» **Task statement**
Every entry must be copied word for word.

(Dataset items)
+---+

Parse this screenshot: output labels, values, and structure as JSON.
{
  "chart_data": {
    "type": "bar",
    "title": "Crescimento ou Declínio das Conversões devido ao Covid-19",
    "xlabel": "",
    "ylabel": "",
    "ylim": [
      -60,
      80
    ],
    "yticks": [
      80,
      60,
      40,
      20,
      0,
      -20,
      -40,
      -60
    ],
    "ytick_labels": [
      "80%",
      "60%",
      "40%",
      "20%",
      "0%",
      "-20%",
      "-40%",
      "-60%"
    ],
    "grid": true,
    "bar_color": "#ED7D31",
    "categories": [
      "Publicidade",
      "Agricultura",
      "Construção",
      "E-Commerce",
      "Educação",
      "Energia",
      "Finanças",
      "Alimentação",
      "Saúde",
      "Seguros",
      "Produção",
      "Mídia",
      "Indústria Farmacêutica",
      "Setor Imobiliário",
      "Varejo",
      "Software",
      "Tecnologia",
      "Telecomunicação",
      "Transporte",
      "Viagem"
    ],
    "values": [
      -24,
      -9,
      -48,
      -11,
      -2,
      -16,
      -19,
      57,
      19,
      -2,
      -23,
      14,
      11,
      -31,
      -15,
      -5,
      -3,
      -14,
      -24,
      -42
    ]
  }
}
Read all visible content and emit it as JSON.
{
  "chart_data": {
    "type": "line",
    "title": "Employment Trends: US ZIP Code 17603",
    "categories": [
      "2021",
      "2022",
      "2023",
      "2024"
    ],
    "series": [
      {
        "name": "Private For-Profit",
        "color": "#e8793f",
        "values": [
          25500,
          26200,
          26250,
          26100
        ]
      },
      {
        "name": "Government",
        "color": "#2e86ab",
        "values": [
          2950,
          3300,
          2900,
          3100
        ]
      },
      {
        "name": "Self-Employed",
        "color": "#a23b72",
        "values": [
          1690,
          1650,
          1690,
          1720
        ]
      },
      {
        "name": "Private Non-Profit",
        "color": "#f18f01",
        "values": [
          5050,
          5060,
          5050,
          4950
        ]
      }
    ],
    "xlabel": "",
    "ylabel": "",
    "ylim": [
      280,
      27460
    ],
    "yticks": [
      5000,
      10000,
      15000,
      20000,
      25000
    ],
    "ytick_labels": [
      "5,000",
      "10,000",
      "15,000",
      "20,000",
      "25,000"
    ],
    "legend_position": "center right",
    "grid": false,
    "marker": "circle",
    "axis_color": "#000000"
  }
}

+---+

» **Task response**
Parse this screenshot: output labels, values, and structure as JSON.
{
  "chart_data": {
    "type": "bar",
    "title": "Crescimento ou Declínio das Conversões devido ao Covid-19",
    "xlabel": "",
    "ylabel": "",
    "ylim": [
      -60,
      80
    ],
    "yticks": [
      80,
      60,
      40,
      20,
      0,
      -20,
      -40,
      -60
    ],
    "ytick_labels": [
      "80%",
      "60%",
      "40%",
      "20%",
      "0%",
      "-20%",
      "-40%",
      "-60%"
    ],
    "grid": true,
    "bar_color": "#ED7D31",
    "categories": [
      "Publicidade",
      "Agricultura",
      "Construção",
      "E-Commerce",
      "Educação",
      "Energia",
      "Finanças",
      "Alimentação",
      "Saúde",
      "Seguros",
      "Produção",
      "Mídia",
      "Indústria Farmacêutica",
      "Setor Imobiliário",
      "Varejo",
      "Software",
      "Tecnologia",
      "Telecomunicação",
      "Transporte",
      "Viagem"
    ],
    "values": [
      -24,
      -9,
      -48,
      -11,
      -2,
      -16,
      -19,
      57,
      19,
      -2,
      -23,
      14,
      11,
      -31,
      -15,
      -5,
      -3,
      -14,
      -24,
      -42
    ]
  }
}
Read all visible content and emit it as JSON.
{
  "chart_data": {
    "type": "line",
    "title": "Employment Trends: US ZIP Code 17603",
    "categories": [
      "2021",
      "2022",
      "2023",
      "2024"
    ],
    "series": [
      {
        "name": "Private For-Profit",
        "color": "#e8793f",
        "values": [
          25500,
          26200,
          26250,
          26100
        ]
      },
      {
        "name": "Government",
        "color": "#2e86ab",
        "values": [
          2950,
          3300,
          2900,
          3100
        ]
      },
      {
        "name": "Self-Employed",
        "color": "#a23b72",
        "values": [
          1690,
          1650,
          1690,
          1720
        ]
      },
      {
        "name": "Private Non-Profit",
        "color": "#f18f01",
        "values": [
          5050,
          5060,
          5050,
          4950
        ]
      }
    ],
    "xlabel": "",
    "ylabel": "",
    "ylim": [
      280,
      27460
    ],
    "yticks": [
      5000,
      10000,
      15000,
      20000,
      25000
    ],
    "ytick_labels": [
      "5,000",
      "10,000",
      "15,000",
      "20,000",
      "25,000"
    ],
    "legend_position": "center right",
    "grid": false,
    "marker": "circle",
    "axis_color": "#000000"
  }
}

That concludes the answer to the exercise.